[Stored data]
○ ○ ○ ○ ○

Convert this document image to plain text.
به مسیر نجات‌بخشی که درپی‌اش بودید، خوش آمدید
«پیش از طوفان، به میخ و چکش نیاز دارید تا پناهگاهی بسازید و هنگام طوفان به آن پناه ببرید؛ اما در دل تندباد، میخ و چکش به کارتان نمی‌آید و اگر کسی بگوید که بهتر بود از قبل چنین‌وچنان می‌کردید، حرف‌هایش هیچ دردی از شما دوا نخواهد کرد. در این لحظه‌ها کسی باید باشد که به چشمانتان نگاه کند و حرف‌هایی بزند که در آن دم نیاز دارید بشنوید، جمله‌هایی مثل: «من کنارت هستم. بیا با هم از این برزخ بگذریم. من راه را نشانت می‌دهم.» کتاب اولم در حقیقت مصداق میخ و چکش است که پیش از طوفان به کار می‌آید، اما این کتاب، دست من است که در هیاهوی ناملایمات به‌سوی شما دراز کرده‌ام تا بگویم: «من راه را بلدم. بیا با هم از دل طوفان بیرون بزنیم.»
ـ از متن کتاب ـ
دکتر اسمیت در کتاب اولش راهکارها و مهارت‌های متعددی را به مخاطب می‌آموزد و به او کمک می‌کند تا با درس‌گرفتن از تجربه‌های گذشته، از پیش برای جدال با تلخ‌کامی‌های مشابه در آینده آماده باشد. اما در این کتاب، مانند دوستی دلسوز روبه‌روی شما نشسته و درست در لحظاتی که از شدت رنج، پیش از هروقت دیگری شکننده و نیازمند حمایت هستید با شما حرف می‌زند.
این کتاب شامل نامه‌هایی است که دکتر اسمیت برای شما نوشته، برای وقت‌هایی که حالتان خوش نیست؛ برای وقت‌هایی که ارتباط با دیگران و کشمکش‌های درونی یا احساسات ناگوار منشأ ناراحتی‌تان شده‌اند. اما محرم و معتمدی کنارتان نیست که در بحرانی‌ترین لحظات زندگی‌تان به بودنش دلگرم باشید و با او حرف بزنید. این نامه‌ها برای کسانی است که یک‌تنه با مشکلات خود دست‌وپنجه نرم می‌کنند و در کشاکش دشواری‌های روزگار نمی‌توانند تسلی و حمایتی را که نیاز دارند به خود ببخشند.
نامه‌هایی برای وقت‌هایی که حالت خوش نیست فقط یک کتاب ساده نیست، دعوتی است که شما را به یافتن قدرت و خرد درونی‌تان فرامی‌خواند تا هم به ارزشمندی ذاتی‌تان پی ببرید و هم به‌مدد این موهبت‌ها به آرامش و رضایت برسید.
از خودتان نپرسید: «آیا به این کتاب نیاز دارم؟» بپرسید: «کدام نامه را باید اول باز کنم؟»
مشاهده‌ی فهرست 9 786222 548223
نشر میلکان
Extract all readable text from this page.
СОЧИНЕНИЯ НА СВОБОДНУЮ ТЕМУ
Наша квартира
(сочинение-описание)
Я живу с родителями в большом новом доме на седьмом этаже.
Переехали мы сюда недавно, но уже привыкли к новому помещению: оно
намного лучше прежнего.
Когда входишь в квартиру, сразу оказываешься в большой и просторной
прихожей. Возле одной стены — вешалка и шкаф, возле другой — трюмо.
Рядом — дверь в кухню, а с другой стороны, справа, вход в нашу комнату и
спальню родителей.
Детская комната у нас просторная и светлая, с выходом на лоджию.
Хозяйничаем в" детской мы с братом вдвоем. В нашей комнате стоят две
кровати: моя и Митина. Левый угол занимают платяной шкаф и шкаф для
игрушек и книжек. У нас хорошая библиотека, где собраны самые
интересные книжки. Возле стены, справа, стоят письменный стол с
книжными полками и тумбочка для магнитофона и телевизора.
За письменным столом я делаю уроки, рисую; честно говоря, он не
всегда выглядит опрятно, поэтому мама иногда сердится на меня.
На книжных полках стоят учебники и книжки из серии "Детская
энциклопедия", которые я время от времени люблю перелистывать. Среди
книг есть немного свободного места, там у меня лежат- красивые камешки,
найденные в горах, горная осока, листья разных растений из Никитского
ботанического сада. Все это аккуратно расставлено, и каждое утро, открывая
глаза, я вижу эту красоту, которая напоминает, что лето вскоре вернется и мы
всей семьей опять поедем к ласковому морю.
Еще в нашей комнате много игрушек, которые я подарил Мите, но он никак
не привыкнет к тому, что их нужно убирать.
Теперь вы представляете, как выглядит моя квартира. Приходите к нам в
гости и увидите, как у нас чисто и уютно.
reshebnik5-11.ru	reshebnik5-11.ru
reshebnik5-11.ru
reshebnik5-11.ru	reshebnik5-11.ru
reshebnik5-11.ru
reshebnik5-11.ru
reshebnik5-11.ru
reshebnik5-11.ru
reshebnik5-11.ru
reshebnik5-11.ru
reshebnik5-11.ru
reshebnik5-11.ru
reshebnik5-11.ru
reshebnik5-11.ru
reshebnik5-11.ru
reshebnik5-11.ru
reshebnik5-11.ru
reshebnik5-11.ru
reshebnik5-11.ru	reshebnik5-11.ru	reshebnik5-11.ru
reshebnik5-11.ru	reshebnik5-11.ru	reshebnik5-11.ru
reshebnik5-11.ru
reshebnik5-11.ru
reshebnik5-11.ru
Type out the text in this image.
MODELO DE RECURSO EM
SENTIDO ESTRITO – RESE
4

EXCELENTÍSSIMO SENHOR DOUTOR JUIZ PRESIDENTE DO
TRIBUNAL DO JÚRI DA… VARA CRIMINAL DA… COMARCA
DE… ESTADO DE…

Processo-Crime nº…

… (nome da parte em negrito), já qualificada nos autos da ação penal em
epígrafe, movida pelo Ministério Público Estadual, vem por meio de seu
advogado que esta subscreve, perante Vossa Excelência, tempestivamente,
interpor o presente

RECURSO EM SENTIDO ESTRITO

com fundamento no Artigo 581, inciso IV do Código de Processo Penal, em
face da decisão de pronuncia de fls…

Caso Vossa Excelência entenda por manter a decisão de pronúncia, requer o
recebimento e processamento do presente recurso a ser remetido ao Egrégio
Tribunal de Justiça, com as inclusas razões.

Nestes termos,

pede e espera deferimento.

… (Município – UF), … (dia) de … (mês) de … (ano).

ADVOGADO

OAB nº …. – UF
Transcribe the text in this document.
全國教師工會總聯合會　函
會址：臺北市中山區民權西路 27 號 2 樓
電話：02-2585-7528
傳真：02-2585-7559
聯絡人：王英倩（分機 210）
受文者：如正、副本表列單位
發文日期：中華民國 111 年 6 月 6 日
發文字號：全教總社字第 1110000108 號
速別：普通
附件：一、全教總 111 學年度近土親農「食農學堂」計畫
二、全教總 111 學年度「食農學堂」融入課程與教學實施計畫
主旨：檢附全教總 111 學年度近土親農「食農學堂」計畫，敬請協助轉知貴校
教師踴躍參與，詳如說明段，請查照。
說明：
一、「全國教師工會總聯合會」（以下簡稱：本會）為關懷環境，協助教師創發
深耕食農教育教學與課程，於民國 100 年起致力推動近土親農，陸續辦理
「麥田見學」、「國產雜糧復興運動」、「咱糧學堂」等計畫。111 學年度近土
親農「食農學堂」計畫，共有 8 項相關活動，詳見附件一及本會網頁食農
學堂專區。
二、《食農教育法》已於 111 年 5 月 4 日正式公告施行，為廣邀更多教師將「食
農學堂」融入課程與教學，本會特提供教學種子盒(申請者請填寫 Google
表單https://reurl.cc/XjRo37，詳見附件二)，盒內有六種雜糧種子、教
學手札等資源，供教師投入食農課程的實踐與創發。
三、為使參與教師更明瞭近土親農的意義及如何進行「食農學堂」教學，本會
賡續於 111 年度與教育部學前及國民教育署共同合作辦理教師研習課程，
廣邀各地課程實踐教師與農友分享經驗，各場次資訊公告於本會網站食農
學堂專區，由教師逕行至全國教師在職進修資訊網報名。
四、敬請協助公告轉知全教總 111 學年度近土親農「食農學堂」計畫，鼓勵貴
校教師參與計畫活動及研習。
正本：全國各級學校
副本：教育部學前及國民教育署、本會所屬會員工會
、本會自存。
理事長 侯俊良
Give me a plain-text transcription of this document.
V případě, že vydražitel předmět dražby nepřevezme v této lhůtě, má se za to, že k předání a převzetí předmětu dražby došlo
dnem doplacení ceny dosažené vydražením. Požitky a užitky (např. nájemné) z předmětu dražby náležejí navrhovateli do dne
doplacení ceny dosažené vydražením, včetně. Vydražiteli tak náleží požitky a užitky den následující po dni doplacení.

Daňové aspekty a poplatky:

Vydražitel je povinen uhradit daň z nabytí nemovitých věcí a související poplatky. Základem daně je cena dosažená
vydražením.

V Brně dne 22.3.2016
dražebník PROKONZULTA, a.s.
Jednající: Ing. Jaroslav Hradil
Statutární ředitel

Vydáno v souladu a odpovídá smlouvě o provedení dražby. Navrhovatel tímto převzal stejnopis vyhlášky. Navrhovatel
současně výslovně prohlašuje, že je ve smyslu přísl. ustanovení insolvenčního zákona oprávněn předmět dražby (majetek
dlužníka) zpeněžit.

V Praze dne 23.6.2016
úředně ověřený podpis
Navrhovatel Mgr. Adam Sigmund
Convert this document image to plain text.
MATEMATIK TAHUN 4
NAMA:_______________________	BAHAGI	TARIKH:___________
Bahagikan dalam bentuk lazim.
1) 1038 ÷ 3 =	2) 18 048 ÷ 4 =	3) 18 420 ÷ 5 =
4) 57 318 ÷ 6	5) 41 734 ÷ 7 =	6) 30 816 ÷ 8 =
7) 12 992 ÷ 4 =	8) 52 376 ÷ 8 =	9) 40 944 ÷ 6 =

○ ○ ○ ○ ○

TO BE DONE:
Reproduce only the lines between the line containing "Give me a plain-text" and the last line of the records, those two lines included, exactly.

FULL SOLUTION:
Give me a plain-text transcription of this document.
V případě, že vydražitel předmět dražby nepřevezme v této lhůtě, má se za to, že k předání a převzetí předmětu dražby došlo
dnem doplacení ceny dosažené vydražením. Požitky a užitky (např. nájemné) z předmětu dražby náležejí navrhovateli do dne
doplacení ceny dosažené vydražením, včetně. Vydražiteli tak náleží požitky a užitky den následující po dni doplacení.

Daňové aspekty a poplatky:

Vydražitel je povinen uhradit daň z nabytí nemovitých věcí a související poplatky. Základem daně je cena dosažená
vydražením.

V Brně dne 22.3.2016
dražebník PROKONZULTA, a.s.
Jednající: Ing. Jaroslav Hradil
Statutární ředitel

Vydáno v souladu a odpovídá smlouvě o provedení dražby. Navrhovatel tímto převzal stejnopis vyhlášky. Navrhovatel
současně výslovně prohlašuje, že je ve smyslu přísl. ustanovení insolvenčního zákona oprávněn předmět dražby (majetek
dlužníka) zpeněžit.

V Praze dne 23.6.2016
úředně ověřený podpis
Navrhovatel Mgr. Adam Sigmund
Convert this document image to plain text.
MATEMATIK TAHUN 4
NAMA:_______________________	BAHAGI	TARIKH:___________
Bahagikan dalam bentuk lazim.
1) 1038 ÷ 3 =	2) 18 048 ÷ 4 =	3) 18 420 ÷ 5 =
4) 57 318 ÷ 6	5) 41 734 ÷ 7 =	6) 30 816 ÷ 8 =
7) 12 992 ÷ 4 =	8) 52 376 ÷ 8 =	9) 40 944 ÷ 6 =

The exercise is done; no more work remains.